GOAL:
Write out every line of the material as it stands, apart from the pictures.

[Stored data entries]
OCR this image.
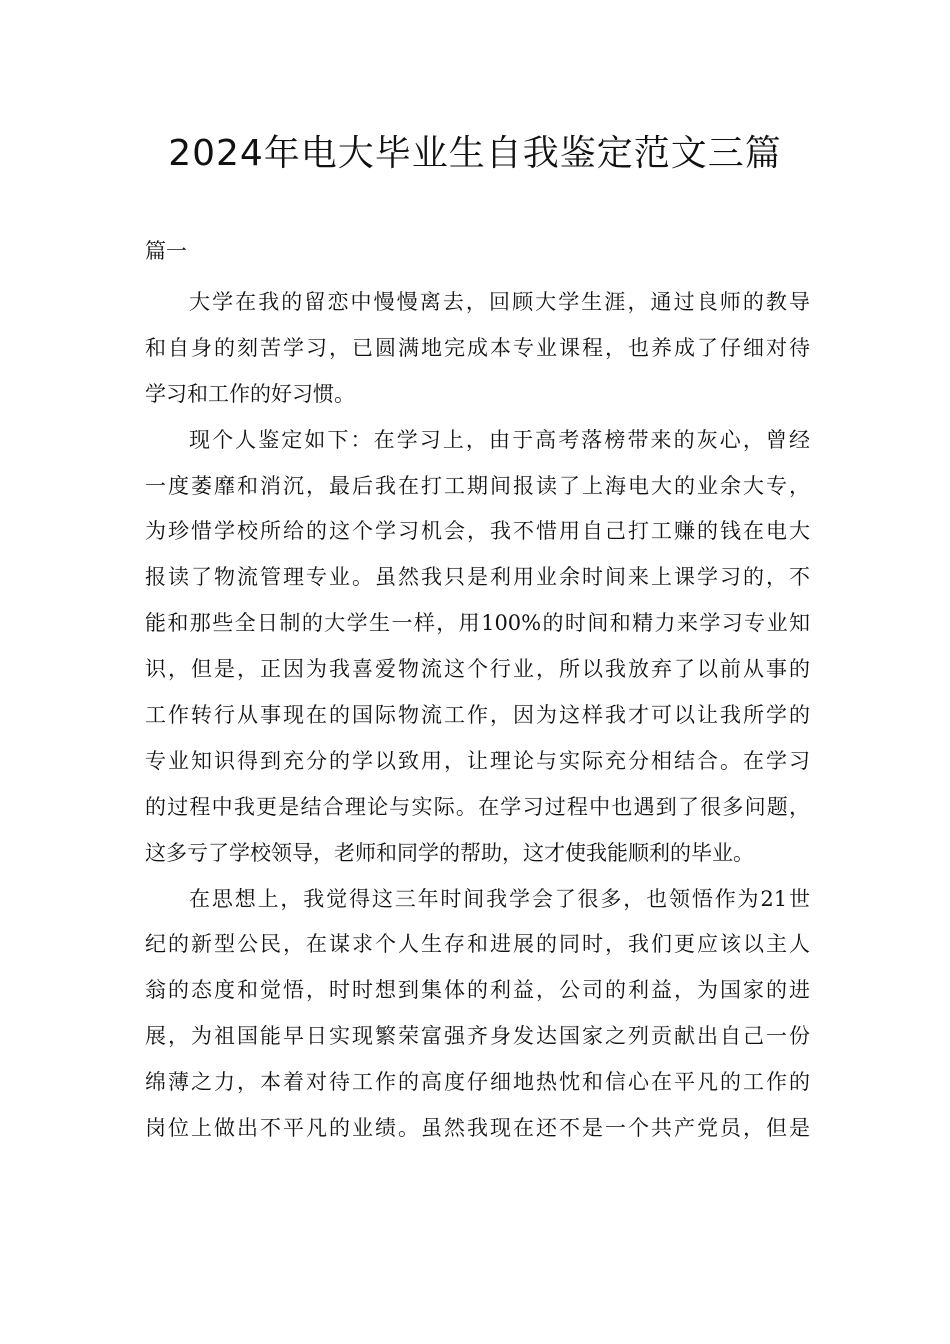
2024年电大毕业生自我鉴定范文三篇

篇一

大学在我的留恋中慢慢离去，回顾大学生涯，通过良师的教导
和自身的刻苦学习，已圆满地完成本专业课程，也养成了仔细对待
学习和工作的好习惯。
现个人鉴定如下：在学习上，由于高考落榜带来的灰心，曾经
一度萎靡和消沉，最后我在打工期间报读了上海电大的业余大专，
为珍惜学校所给的这个学习机会，我不惜用自己打工赚的钱在电大
报读了物流管理专业。虽然我只是利用业余时间来上课学习的，不
能和那些全日制的大学生一样，用100%的时间和精力来学习专业知
识，但是，正因为我喜爱物流这个行业，所以我放弃了以前从事的
工作转行从事现在的国际物流工作，因为这样我才可以让我所学的
专业知识得到充分的学以致用，让理论与实际充分相结合。在学习
的过程中我更是结合理论与实际。在学习过程中也遇到了很多问题，
这多亏了学校领导，老师和同学的帮助，这才使我能顺利的毕业。
在思想上，我觉得这三年时间我学会了很多，也领悟作为21世
纪的新型公民，在谋求个人生存和进展的同时，我们更应该以主人
翁的态度和觉悟，时时想到集体的利益，公司的利益，为国家的进
展，为祖国能早日实现繁荣富强齐身发达国家之列贡献出自己一份
绵薄之力，本着对待工作的高度仔细地热忱和信心在平凡的工作的
岗位上做出不平凡的业绩。虽然我现在还不是一个共产党员，但是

ANSWER BELOW:
OCR this image.
2024年电大毕业生自我鉴定范文三篇

篇一

大学在我的留恋中慢慢离去，回顾大学生涯，通过良师的教导
和自身的刻苦学习，已圆满地完成本专业课程，也养成了仔细对待
学习和工作的好习惯。
现个人鉴定如下：在学习上，由于高考落榜带来的灰心，曾经
一度萎靡和消沉，最后我在打工期间报读了上海电大的业余大专，
为珍惜学校所给的这个学习机会，我不惜用自己打工赚的钱在电大
报读了物流管理专业。虽然我只是利用业余时间来上课学习的，不
能和那些全日制的大学生一样，用100%的时间和精力来学习专业知
识，但是，正因为我喜爱物流这个行业，所以我放弃了以前从事的
工作转行从事现在的国际物流工作，因为这样我才可以让我所学的
专业知识得到充分的学以致用，让理论与实际充分相结合。在学习
的过程中我更是结合理论与实际。在学习过程中也遇到了很多问题，
这多亏了学校领导，老师和同学的帮助，这才使我能顺利的毕业。
在思想上，我觉得这三年时间我学会了很多，也领悟作为21世
纪的新型公民，在谋求个人生存和进展的同时，我们更应该以主人
翁的态度和觉悟，时时想到集体的利益，公司的利益，为国家的进
展，为祖国能早日实现繁荣富强齐身发达国家之列贡献出自己一份
绵薄之力，本着对待工作的高度仔细地热忱和信心在平凡的工作的
岗位上做出不平凡的业绩。虽然我现在还不是一个共产党员，但是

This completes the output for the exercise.